Archive for the ‘cafe’ Category

I’m just back from nearly three weeks in the US and spent considerable time in New York – it is, as ever, just about the most stimulating city on the planet.

I saw some amazing retailing and some inspirational restaurants but I have to say the quality of the coffee bars (that I saw anyway) wasn’t going to set the world on fire. But one of the things that Hugo and I preach endlessly is to take ideas from other industries and see how they might work in our industry and specifically in your business.

The Abercrombie and Fitch store on Fifth Avenue is the most breathtaking example of a business understanding exactly who their customers are that I think I have ever seen. And, it’s worth bearing in mind, at the age of 41 – I ain’t one of their target customers! But i still walked around in awe at what they were doing and the level of thought that had gone into it.

Basically the store is laid out and created like a nightclub. You have to queue to get in at any time of the day but this is nothing more than the classic nightclub policy of making the place look busier than it actually is. The twenty or so people queueing outside could easily be accomodated within the four floors. The queue moves very quickly. But that doesn’t mean it isn’t busy – it is. Very.

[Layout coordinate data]
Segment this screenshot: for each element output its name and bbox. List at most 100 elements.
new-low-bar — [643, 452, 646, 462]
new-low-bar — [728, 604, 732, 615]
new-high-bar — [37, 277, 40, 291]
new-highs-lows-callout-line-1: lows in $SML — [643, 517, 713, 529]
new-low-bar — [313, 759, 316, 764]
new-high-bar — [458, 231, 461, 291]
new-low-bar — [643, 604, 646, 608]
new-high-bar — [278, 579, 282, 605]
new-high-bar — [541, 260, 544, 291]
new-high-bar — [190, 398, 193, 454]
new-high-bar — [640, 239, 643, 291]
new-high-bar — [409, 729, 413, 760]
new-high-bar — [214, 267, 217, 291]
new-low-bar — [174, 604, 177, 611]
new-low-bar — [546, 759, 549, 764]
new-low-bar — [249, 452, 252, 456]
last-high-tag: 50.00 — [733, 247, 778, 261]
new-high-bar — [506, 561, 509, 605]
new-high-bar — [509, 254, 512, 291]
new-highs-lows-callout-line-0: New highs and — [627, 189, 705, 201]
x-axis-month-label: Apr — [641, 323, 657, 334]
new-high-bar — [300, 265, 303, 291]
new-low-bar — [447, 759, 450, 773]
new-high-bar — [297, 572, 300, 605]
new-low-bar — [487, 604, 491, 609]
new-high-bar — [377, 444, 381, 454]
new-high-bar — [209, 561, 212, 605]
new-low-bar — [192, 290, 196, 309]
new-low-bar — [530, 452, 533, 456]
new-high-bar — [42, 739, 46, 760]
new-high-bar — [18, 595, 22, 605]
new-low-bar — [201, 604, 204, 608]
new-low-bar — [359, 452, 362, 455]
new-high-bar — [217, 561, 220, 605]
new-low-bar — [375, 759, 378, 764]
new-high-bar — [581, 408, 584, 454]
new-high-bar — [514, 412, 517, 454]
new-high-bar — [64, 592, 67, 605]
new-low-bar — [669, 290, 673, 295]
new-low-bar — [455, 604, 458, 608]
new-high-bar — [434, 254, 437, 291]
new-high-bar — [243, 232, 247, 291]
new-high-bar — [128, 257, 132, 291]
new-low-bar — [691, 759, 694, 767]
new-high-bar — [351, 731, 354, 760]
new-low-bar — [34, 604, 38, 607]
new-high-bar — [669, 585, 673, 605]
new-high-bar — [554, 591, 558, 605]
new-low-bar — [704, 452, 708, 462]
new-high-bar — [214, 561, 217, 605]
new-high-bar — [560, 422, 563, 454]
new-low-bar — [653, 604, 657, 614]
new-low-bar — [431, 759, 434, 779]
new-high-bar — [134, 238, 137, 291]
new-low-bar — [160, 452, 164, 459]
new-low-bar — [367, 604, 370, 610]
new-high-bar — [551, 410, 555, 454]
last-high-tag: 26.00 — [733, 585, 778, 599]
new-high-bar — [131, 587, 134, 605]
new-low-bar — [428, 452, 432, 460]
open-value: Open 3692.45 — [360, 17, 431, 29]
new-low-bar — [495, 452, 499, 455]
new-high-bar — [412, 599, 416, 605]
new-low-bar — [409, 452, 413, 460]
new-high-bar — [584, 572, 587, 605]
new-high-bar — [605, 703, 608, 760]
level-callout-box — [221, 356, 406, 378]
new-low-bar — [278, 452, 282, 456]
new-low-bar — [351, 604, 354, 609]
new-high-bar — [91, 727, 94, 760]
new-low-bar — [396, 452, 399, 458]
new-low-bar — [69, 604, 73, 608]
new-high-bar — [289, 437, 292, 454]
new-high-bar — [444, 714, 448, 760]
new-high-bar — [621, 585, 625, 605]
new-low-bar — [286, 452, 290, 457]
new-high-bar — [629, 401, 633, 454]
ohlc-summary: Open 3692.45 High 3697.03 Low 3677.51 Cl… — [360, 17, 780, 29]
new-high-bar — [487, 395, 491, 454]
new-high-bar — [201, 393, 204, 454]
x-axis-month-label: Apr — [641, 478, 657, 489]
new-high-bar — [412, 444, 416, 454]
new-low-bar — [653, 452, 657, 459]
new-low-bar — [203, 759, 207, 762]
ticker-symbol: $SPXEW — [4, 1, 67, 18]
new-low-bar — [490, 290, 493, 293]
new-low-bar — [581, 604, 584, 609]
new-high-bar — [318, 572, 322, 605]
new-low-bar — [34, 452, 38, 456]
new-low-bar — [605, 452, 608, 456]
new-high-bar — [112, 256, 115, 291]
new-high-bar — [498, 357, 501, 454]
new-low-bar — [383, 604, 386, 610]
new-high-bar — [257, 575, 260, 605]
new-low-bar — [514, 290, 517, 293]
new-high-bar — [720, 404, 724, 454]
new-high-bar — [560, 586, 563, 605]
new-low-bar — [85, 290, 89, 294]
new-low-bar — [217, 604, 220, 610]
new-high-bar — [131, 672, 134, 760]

==

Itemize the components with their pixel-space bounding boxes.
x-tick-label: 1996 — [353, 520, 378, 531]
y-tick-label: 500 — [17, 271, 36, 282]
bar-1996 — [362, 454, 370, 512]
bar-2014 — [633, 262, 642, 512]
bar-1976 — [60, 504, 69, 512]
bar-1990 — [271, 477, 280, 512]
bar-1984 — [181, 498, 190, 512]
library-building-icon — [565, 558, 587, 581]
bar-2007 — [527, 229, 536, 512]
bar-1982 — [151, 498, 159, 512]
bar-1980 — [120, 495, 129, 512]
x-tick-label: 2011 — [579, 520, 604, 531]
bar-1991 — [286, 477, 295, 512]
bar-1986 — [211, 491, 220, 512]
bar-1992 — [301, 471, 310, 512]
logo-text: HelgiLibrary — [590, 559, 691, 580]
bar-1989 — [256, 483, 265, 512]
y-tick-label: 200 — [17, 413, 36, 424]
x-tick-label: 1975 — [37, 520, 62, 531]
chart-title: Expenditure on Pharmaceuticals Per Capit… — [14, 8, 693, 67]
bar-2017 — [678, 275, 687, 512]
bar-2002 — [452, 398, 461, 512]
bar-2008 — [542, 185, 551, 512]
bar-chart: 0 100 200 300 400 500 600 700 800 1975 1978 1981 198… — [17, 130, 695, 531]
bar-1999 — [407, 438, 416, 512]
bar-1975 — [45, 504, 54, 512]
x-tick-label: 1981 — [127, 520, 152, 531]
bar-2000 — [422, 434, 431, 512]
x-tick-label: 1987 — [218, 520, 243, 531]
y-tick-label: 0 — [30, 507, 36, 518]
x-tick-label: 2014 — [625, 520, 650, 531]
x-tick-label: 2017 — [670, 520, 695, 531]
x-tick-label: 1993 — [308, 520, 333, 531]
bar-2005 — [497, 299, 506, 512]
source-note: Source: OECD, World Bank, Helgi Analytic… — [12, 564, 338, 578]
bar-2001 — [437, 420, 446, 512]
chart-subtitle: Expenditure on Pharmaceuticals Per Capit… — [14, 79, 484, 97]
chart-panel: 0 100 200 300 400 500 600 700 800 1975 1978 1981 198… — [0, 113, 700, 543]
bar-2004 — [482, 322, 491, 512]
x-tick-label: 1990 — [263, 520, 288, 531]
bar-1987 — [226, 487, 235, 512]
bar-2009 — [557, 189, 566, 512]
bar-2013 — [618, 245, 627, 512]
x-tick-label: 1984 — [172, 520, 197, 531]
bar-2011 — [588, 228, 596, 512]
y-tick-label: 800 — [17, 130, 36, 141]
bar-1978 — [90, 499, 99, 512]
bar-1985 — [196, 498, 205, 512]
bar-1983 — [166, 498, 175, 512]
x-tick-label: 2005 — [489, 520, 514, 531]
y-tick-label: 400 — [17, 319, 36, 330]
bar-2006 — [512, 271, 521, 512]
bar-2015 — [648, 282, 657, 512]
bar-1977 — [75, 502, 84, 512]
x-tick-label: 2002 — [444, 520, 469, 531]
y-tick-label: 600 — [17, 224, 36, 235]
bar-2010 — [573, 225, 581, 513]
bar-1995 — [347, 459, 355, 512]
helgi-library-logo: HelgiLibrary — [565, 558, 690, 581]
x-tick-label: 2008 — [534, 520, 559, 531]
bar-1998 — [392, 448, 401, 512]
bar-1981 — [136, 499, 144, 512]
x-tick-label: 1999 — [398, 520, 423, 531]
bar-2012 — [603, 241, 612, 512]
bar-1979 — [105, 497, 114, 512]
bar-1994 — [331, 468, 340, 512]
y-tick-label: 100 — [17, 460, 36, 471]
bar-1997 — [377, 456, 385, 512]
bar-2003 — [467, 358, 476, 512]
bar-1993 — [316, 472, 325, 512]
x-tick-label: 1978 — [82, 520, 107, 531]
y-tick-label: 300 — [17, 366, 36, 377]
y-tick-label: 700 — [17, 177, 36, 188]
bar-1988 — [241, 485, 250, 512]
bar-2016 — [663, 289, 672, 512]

▸ **EXERCISES**:
(1) In the blog post about the New York trip, how many floors does the Abercrombie and Fitch store on Fifth Avenue have?
(2) Go on with the blog post about the New York trip, starting after its final sentence.

▸ **EXPECTED RESPONSES**:
(1) Four floors.

(2)
The “doormen” are model boys and girls, with one of the boys standing with his shirt off showing off a body like you might find on the front of Men’s Health. These boys and girls are so beautiful that some of the customers are asking to have their photos taken with them. Inside it’s a similar theme – lots of beautiful but extremely pleasant and friendly model boys and girls welcoming you and manning the tills. At the top of each flight of stairs there is another model waiting to greet you in a genuinely friendly fashion. The music is loud – nightclub loud and the lights are so low you really can’t even see the colours of the clothes. To someone in their forties it’s irritating and seems pointless but to an aspirational teens and twenty something it is amazing and boy were those tills working.

Have a look at their “casting video” here and you can see just how deep this concept goes. You can’t be an Abercrombie model usless you actually work in the stores. So in today’s model and fame obsessed world they must have the beautiful people lining up to work for them and perhaps taste their “fifteen minutes”. All the plain and normal customers are just lining up to buy and take away a little slice of this lifestyle. Even my wife and the wife of my friend were going in to “just have a look at the boys” – in my twenties I’d have been in every day in life to look at the girls. The only reason I wouldn’t do it now is for fear of being branded a “dirty old man” 🙂

This clearly didn’t happen by accident – there has been some incredibly detailed work going on in the background to help create this experience to support the sales of clothes.

  • How hard do you work to create a really great experience for your customers?
  • How well do you actually know exactly who your customers are or are you trying to be all things to everyone?
  • Have you really sat down and worked out how to attract great staff or are you just doing what everyone else is doing?

Food for thought.


Interested in free one hour consultation? Every week I offer two free one hour consultations where we can deal with any aspect of your business that is causing you problems. If you’d like to get on the waiting list please email me at John@thecoffeeboys.com and briefly list out your biggest challenge. I’ll get back you as soon as possible with some potential dates.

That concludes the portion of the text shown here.